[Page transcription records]
---------------

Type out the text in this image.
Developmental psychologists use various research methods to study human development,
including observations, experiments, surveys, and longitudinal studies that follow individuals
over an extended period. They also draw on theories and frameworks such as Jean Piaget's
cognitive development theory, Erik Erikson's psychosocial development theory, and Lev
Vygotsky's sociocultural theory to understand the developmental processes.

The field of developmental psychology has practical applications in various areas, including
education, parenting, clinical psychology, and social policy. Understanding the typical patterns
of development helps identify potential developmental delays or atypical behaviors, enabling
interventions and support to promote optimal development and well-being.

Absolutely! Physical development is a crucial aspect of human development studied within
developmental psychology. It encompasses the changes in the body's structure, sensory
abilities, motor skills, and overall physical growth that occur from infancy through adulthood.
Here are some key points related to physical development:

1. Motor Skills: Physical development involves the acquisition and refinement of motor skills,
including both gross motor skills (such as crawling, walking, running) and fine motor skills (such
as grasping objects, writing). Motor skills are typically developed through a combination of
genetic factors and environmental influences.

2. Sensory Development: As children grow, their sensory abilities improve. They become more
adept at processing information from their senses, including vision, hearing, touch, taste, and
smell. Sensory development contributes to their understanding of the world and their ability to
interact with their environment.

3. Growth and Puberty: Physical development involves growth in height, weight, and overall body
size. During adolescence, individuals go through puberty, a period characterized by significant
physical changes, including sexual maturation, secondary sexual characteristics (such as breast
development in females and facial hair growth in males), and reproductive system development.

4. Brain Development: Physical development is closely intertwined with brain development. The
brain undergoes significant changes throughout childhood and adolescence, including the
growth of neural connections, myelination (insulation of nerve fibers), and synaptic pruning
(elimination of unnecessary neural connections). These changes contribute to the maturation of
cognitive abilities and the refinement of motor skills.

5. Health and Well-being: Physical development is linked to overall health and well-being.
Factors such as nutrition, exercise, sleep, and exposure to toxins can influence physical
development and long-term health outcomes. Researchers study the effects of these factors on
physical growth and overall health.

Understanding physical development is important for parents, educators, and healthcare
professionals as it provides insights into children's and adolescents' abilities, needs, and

---------------

How many lines above contain the word "brain"? Reply with only the number.

Your solution: 2